Some lines in the listing below may include the string "имени". How many are there? Give only the number.

▶ LISTED RECORDS:
============
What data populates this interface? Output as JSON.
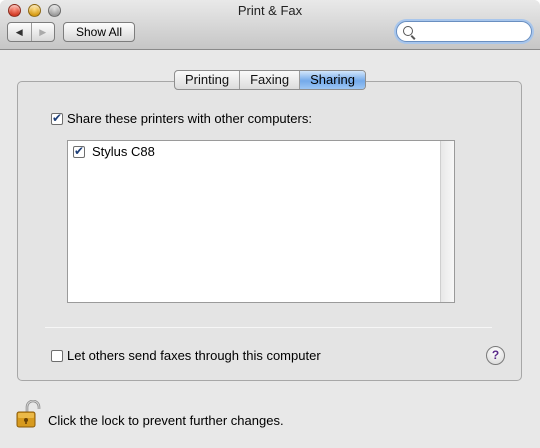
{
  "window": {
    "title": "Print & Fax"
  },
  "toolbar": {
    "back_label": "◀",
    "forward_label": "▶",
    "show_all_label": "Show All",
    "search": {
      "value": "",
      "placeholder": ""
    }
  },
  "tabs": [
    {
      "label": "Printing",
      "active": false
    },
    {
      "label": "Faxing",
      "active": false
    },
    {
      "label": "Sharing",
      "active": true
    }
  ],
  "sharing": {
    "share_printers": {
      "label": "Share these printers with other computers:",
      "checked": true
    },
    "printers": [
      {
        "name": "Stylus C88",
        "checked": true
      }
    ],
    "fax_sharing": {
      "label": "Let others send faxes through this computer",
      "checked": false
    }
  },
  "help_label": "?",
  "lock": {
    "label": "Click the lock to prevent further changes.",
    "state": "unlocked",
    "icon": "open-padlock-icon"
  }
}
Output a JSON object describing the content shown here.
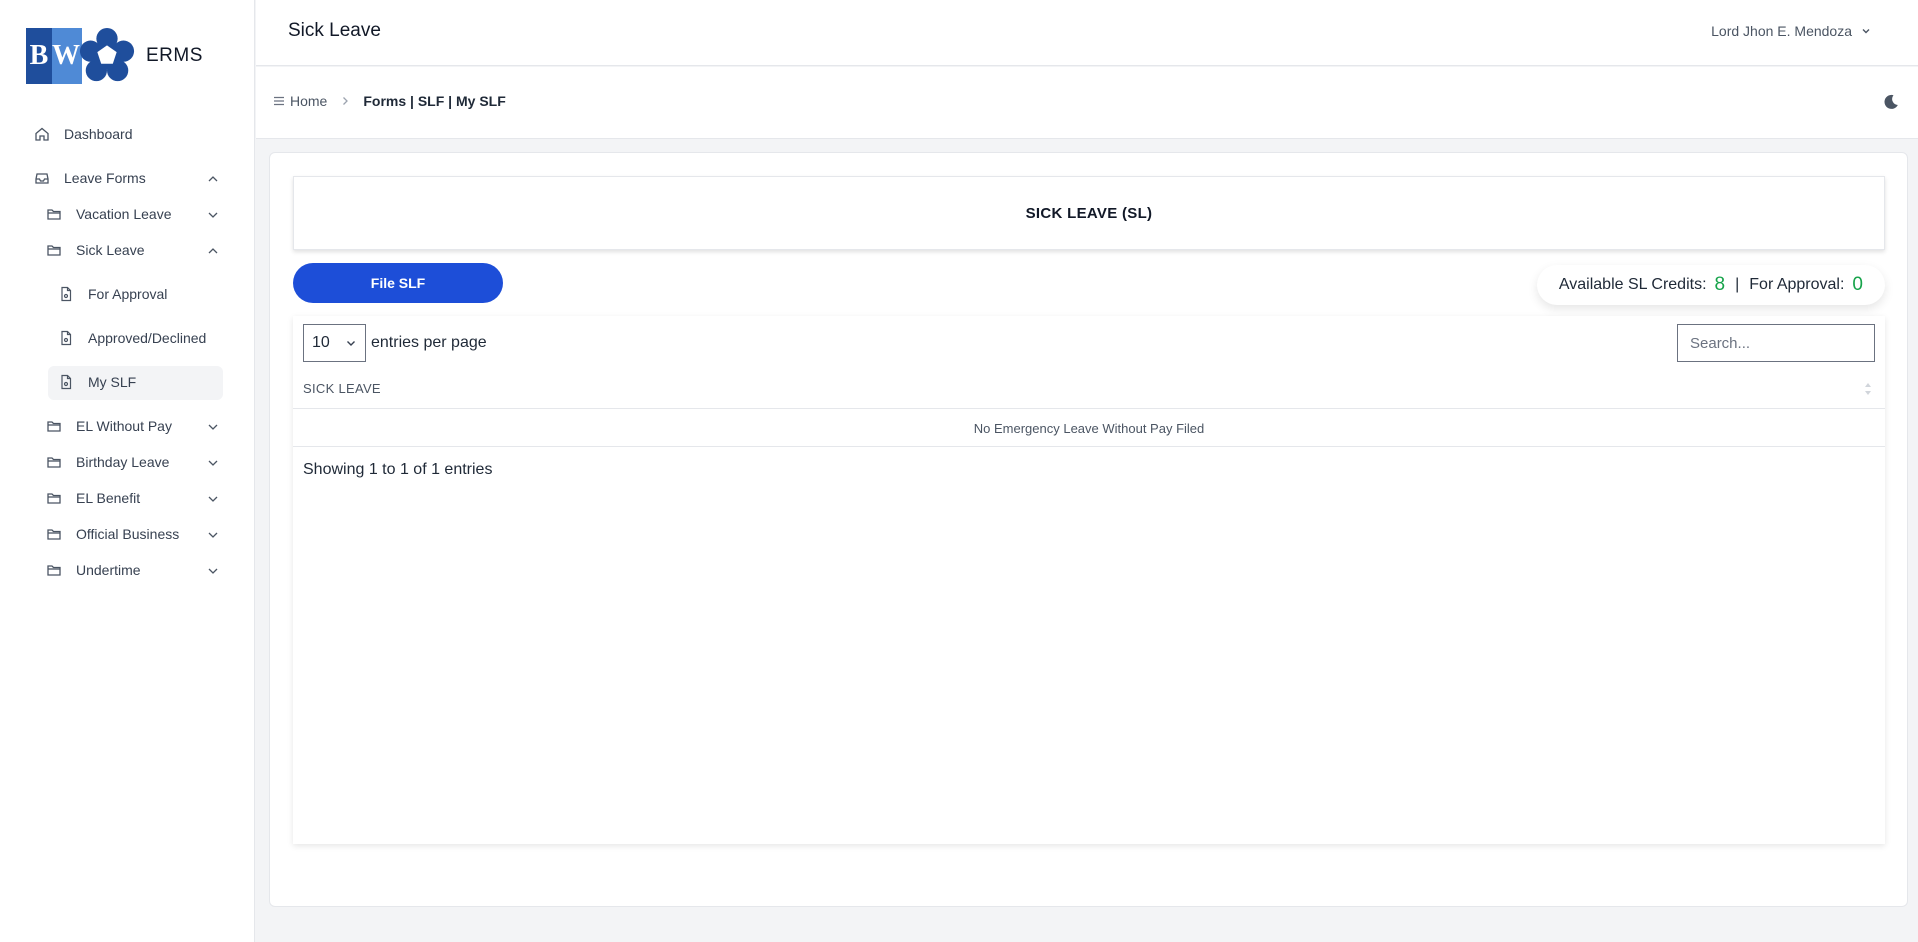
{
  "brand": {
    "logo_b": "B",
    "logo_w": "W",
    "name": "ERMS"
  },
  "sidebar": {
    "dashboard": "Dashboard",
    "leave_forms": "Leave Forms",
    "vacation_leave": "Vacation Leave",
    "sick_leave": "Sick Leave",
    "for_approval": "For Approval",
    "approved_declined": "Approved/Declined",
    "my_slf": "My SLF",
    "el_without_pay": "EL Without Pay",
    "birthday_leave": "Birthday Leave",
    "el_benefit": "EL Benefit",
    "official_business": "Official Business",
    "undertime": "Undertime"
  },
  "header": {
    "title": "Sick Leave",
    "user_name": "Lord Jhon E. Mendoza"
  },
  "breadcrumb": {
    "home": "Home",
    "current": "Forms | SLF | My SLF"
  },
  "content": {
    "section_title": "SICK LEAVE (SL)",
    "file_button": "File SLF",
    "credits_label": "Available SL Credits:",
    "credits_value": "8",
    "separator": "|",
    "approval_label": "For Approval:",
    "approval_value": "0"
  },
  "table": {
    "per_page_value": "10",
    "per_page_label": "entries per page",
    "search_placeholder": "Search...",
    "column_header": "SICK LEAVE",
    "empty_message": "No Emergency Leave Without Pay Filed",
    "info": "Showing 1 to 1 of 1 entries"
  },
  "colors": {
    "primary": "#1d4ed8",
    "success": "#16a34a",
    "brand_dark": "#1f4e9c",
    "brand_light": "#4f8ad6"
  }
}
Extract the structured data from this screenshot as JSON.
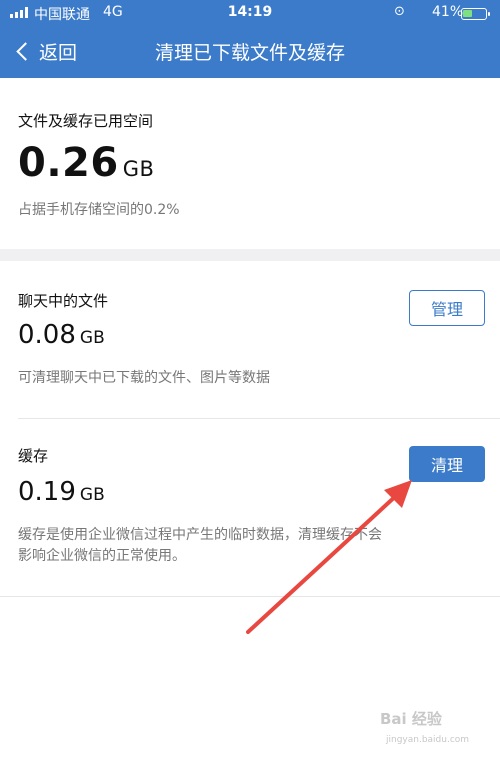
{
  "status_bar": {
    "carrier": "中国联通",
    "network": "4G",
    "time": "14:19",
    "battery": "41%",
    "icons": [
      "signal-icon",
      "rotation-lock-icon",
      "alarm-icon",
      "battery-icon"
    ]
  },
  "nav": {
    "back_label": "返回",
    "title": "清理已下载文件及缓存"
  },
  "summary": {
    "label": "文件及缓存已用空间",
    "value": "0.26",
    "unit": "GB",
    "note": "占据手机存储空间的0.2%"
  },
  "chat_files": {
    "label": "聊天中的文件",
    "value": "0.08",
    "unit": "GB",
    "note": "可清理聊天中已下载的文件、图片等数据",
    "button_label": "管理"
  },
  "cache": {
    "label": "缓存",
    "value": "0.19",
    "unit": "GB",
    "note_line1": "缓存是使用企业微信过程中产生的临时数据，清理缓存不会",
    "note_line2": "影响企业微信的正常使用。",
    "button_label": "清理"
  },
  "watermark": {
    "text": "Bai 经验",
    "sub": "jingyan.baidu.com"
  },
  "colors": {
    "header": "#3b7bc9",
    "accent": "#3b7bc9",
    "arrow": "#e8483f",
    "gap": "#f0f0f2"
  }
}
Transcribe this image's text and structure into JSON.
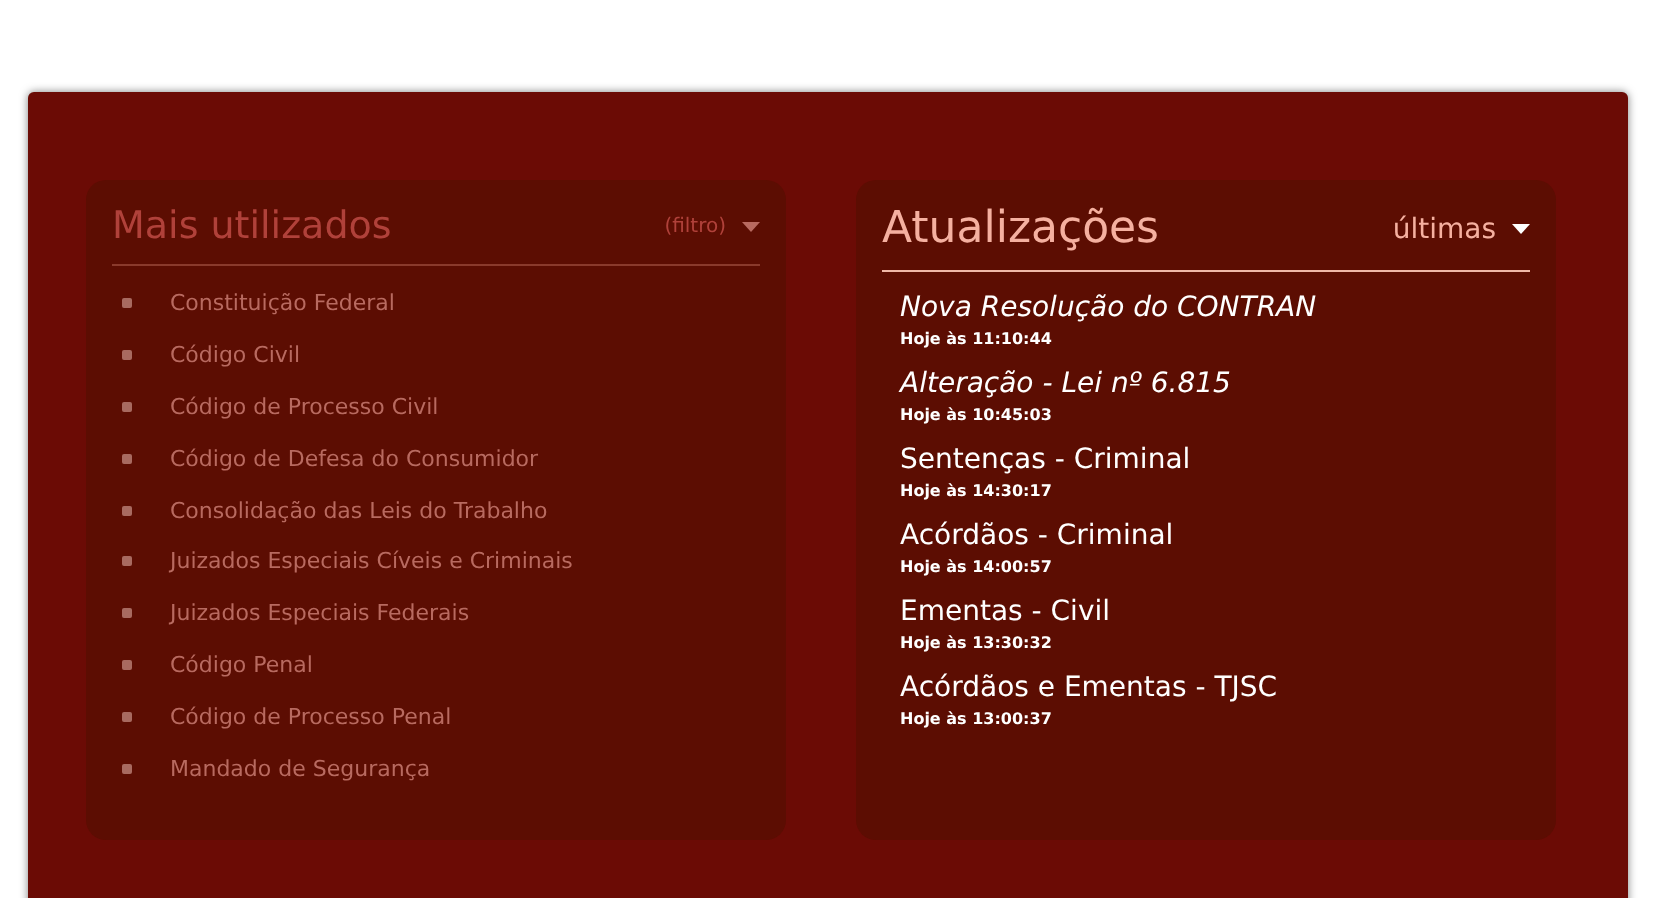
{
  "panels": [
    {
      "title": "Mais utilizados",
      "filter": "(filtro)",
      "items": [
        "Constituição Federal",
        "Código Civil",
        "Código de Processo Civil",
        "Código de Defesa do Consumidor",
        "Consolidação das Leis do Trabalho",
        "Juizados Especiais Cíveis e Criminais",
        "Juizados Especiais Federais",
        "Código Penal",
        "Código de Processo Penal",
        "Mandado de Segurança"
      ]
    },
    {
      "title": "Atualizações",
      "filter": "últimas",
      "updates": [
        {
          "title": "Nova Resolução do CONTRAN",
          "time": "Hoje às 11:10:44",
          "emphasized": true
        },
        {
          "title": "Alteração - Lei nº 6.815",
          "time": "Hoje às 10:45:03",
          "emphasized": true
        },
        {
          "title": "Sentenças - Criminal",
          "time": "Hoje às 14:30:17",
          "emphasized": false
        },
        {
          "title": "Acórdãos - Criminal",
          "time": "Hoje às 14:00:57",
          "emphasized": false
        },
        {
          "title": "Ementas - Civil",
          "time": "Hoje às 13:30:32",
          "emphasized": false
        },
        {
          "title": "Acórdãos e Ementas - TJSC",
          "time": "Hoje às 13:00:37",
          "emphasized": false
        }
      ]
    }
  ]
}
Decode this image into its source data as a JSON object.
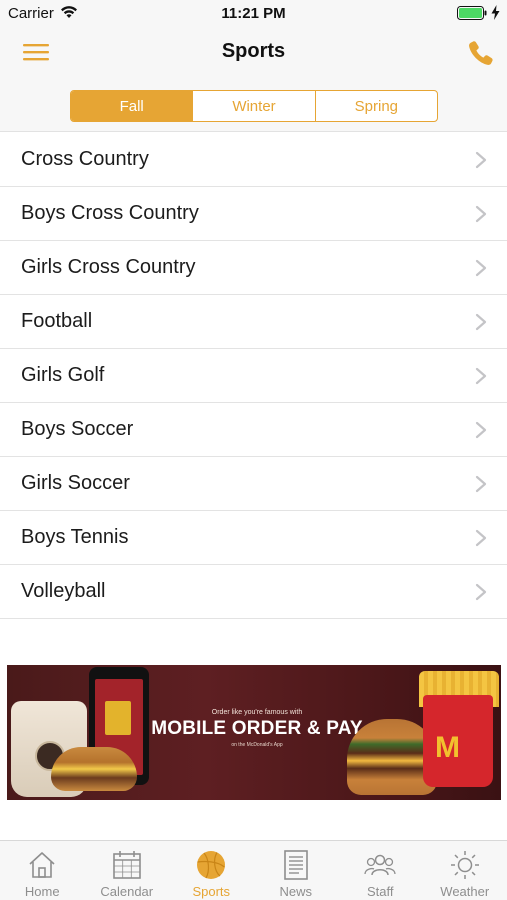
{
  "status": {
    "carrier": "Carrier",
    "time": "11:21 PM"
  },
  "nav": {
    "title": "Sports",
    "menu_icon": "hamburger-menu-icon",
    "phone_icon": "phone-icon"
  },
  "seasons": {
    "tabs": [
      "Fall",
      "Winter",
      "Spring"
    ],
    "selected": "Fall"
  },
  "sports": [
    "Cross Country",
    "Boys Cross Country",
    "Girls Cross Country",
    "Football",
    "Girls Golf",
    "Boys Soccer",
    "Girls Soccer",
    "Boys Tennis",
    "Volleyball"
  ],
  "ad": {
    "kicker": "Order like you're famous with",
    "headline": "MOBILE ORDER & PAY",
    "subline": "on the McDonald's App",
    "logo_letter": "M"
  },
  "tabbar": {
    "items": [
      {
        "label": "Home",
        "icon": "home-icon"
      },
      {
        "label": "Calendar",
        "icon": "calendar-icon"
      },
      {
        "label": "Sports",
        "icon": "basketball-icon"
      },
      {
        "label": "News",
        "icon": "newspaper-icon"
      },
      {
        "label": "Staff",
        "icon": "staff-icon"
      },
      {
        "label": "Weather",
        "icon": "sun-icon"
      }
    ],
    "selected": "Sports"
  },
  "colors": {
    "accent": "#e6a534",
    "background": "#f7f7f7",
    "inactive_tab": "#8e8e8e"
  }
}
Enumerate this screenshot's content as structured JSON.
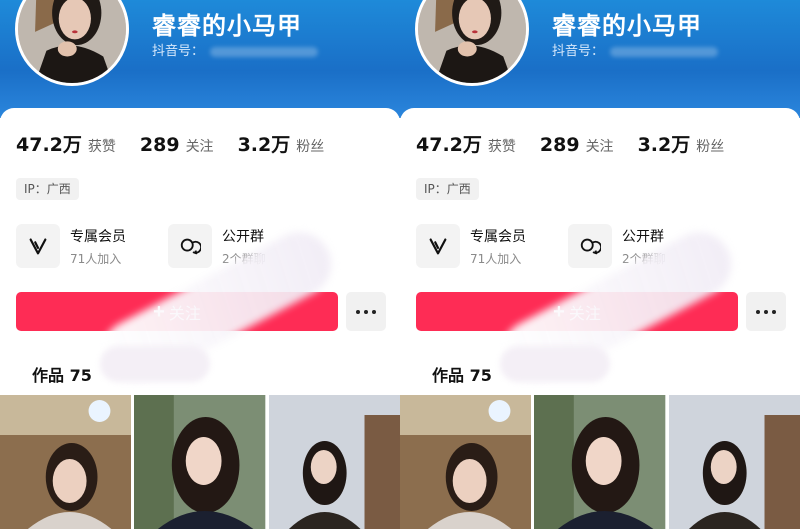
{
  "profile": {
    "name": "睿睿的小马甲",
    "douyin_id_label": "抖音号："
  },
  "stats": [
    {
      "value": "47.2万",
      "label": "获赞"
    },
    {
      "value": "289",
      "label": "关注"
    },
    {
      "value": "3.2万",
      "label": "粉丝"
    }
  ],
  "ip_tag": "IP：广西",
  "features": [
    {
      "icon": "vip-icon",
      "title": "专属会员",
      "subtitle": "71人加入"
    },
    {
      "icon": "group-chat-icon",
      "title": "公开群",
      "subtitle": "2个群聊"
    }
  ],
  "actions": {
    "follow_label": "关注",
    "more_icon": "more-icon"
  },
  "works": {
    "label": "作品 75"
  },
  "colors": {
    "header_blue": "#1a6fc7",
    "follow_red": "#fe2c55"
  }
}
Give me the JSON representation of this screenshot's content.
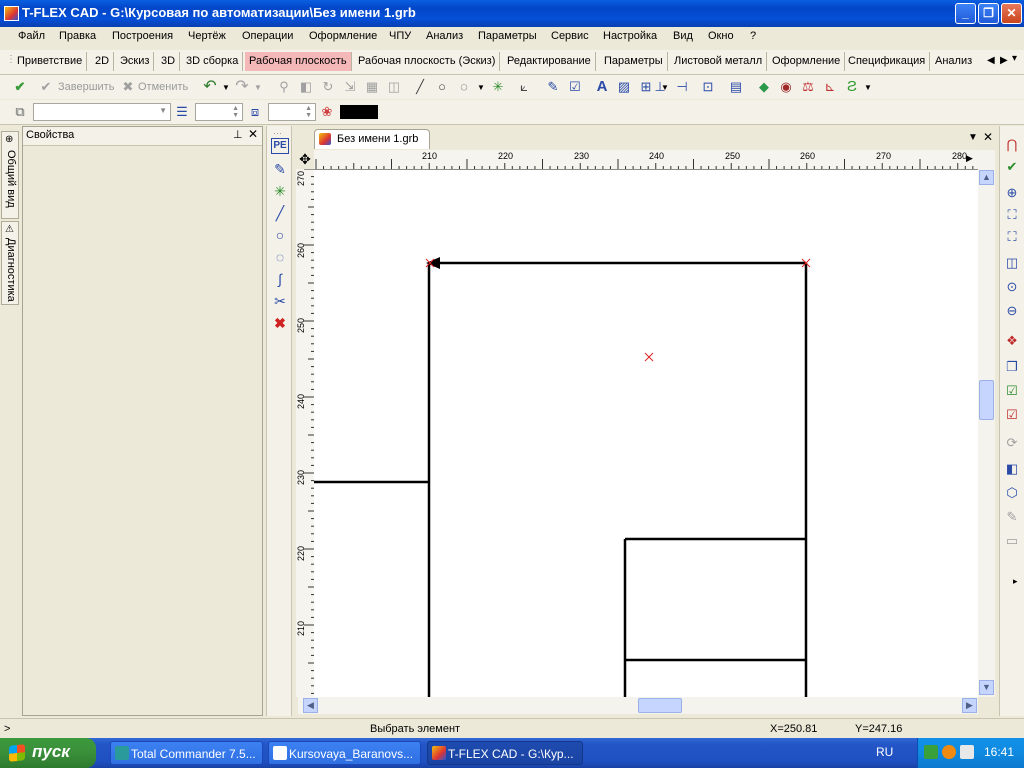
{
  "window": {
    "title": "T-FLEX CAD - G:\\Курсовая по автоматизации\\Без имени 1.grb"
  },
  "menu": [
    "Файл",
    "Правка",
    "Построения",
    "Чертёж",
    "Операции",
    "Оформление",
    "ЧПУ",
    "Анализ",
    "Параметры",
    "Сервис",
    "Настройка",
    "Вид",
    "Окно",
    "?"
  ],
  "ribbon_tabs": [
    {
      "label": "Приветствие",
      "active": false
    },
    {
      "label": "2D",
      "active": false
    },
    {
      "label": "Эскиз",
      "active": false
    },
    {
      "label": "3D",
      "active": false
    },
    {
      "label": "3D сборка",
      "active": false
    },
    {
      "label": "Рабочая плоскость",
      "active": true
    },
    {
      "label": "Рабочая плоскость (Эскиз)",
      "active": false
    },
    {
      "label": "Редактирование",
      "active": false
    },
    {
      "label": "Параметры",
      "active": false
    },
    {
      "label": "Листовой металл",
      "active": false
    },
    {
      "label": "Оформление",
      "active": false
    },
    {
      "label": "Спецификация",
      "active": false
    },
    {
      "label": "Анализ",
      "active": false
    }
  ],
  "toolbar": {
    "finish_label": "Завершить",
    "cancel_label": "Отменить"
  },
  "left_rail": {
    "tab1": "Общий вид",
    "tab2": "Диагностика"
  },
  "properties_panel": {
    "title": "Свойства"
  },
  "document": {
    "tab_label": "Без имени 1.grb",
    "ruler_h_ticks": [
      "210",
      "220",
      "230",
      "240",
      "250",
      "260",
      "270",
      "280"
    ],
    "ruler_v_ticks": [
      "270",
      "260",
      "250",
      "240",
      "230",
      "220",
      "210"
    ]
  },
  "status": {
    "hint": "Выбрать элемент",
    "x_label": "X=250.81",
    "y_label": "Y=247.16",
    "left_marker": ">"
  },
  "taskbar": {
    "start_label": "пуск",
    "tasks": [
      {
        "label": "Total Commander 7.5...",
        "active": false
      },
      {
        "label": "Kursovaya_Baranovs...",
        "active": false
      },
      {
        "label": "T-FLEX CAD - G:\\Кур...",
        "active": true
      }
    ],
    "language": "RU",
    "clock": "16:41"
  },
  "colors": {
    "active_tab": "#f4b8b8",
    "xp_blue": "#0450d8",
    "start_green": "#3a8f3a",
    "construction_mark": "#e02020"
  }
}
============
▶ SOLUTION TO THIS EXERCISE: 2